+++ MATERIAL +++
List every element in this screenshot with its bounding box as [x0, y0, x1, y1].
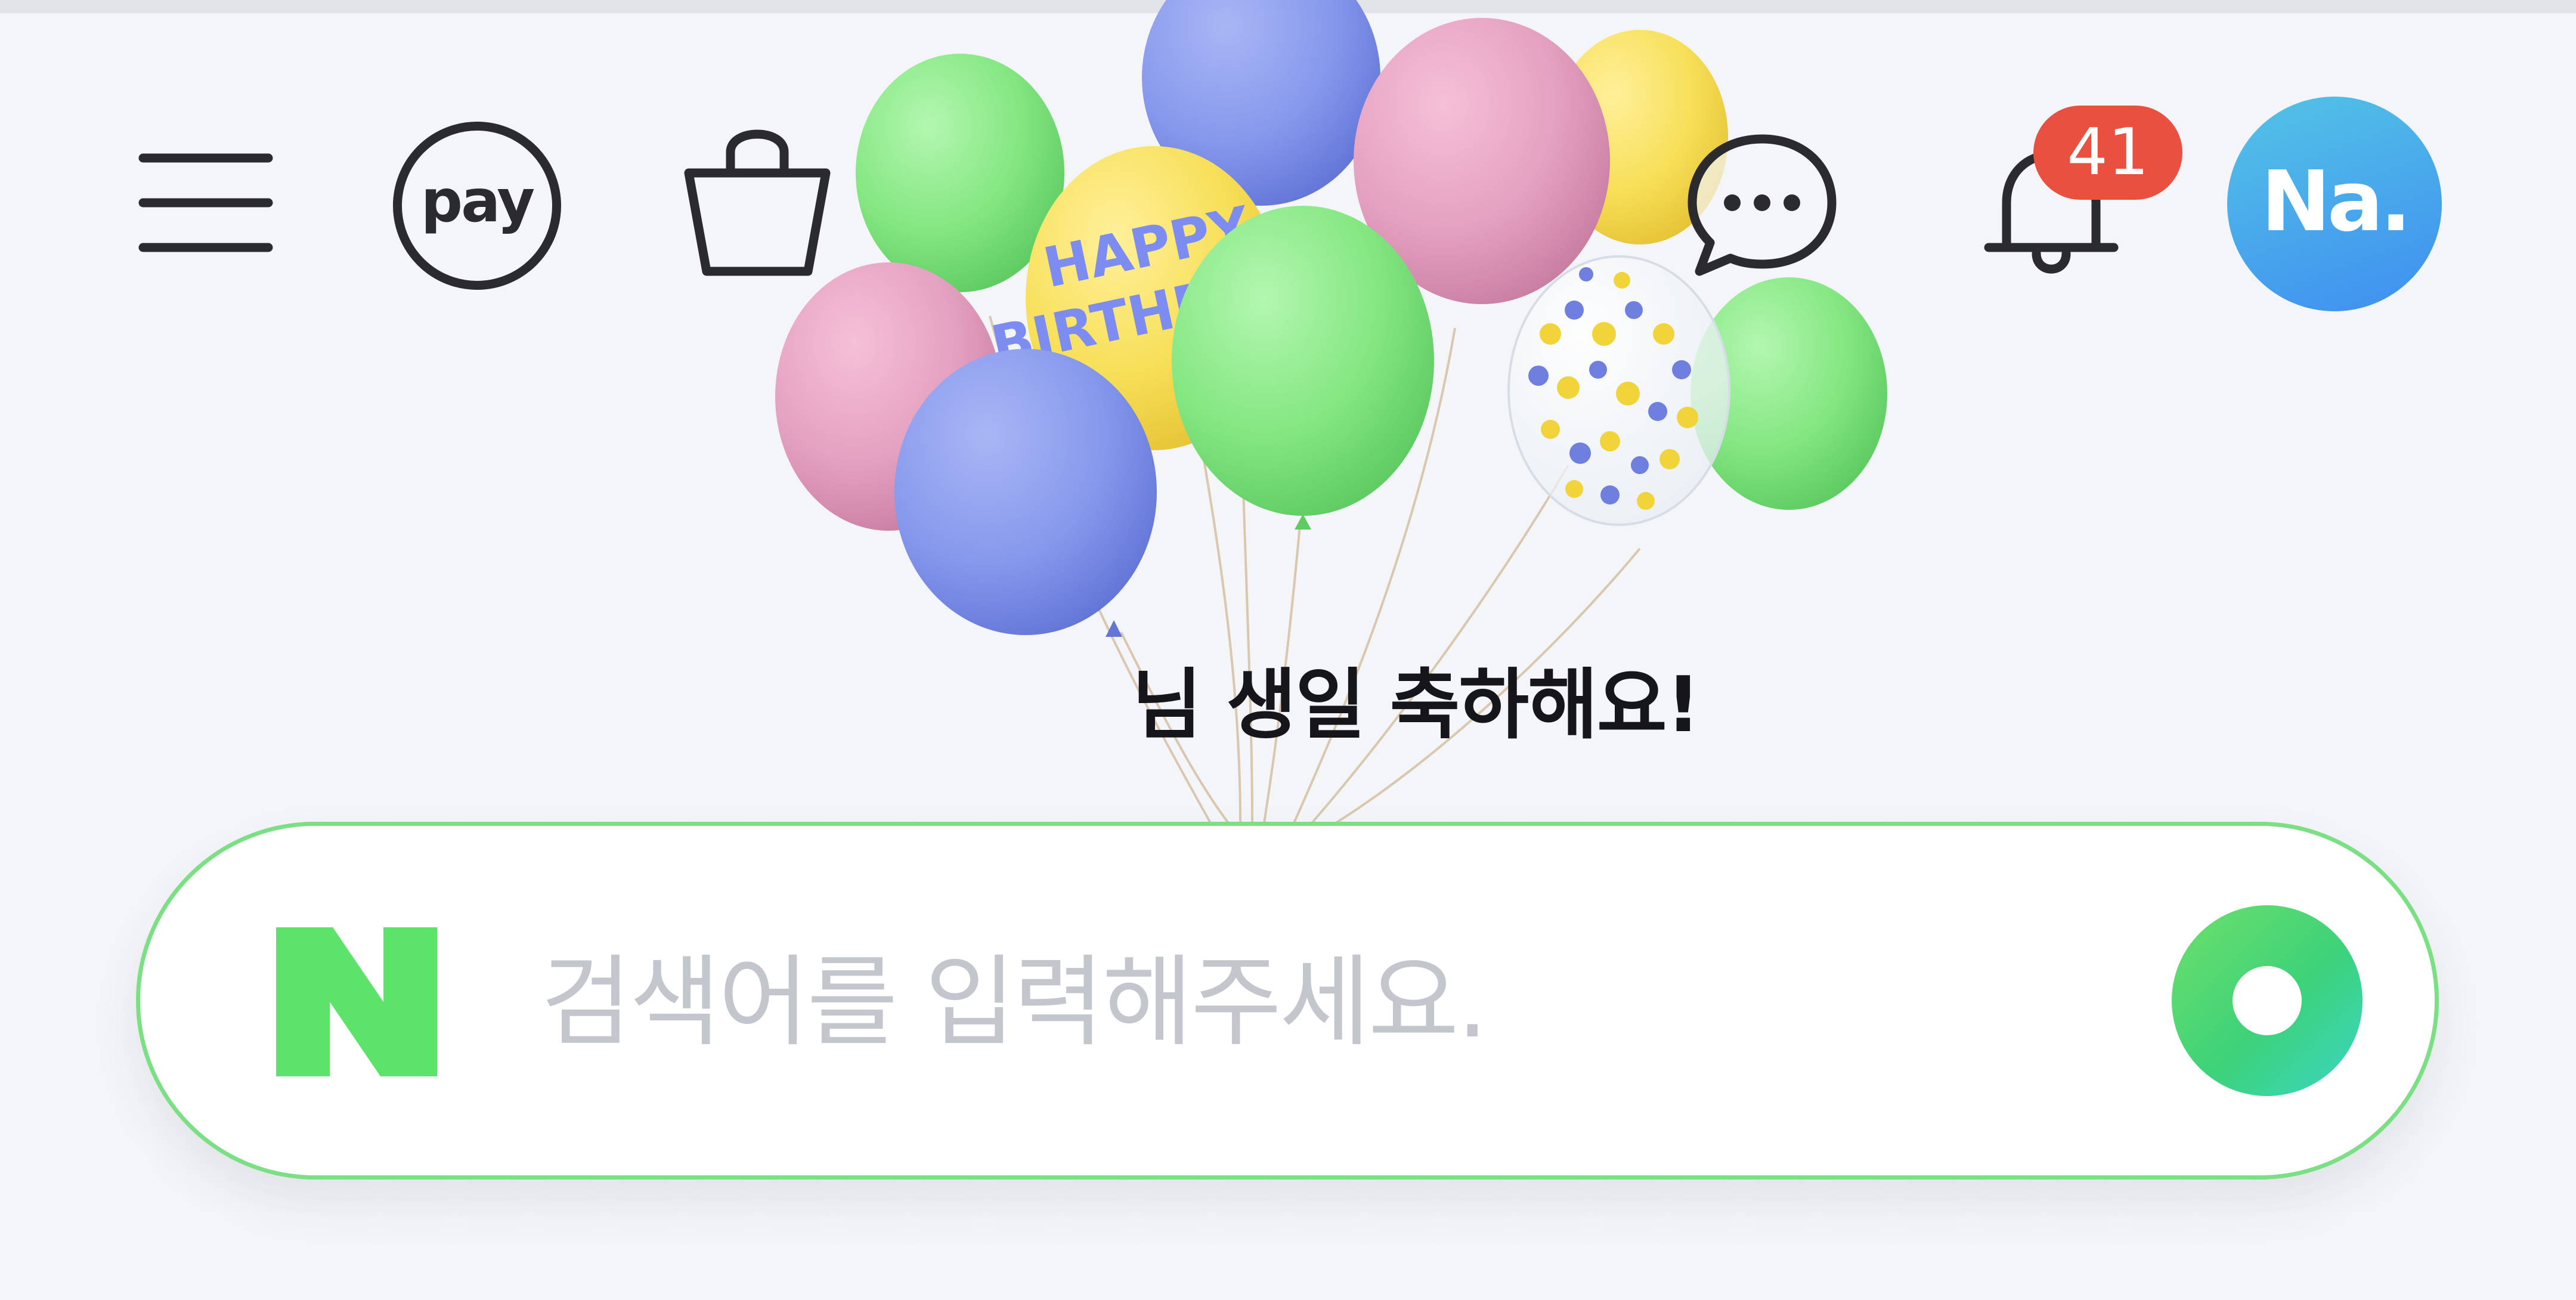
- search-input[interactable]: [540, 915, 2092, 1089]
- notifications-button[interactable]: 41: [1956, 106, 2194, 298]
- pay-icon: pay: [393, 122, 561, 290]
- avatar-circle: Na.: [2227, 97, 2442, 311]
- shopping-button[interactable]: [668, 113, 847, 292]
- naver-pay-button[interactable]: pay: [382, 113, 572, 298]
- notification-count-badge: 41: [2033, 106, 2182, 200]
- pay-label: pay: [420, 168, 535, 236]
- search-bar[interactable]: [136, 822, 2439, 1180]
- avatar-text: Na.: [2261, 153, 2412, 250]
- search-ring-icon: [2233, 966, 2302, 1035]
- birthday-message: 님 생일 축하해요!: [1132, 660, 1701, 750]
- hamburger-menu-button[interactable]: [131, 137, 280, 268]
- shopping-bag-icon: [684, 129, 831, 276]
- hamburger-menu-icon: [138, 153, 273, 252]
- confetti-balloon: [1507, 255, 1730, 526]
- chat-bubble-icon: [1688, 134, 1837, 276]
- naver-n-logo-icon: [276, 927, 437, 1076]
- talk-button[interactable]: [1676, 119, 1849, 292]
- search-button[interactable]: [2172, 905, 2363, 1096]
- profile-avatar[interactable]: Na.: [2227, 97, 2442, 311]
+++
TASK INSTRUCTIONS:
Write out every line of the items above as a JSON list of strings, with one string per line. Skip blank lines and omit the pictures.

OUTPUT OF THE TASK:
[
  "List every element in this screenshot with its bounding box as [x0, y0, x1, y1].",
  "- search-input[interactable]: [540, 915, 2092, 1089]",
  "- notifications-button[interactable]: 41: [1956, 106, 2194, 298]",
  "- pay-icon: pay: [393, 122, 561, 290]",
  "- avatar-circle: Na.: [2227, 97, 2442, 311]",
  "- shopping-button[interactable]: [668, 113, 847, 292]",
  "- naver-pay-button[interactable]: pay: [382, 113, 572, 298]",
  "- notification-count-badge: 41: [2033, 106, 2182, 200]",
  "- pay-label: pay: [420, 168, 535, 236]",
  "- search-bar[interactable]: [136, 822, 2439, 1180]",
  "- avatar-text: Na.: [2261, 153, 2412, 250]",
  "- search-ring-icon: [2233, 966, 2302, 1035]",
  "- birthday-message: 님 생일 축하해요!: [1132, 660, 1701, 750]",
  "- hamburger-menu-button[interactable]: [131, 137, 280, 268]",
  "- shopping-bag-icon: [684, 129, 831, 276]",
  "- hamburger-menu-icon: [138, 153, 273, 252]",
  "- confetti-balloon: [1507, 255, 1730, 526]",
  "- chat-bubble-icon: [1688, 134, 1837, 276]",
  "- naver-n-logo-icon: [276, 927, 437, 1076]",
  "- talk-button[interactable]: [1676, 119, 1849, 292]",
  "- search-button[interactable]: [2172, 905, 2363, 1096]",
  "- profile-avatar[interactable]: Na.: [2227, 97, 2442, 311]"
]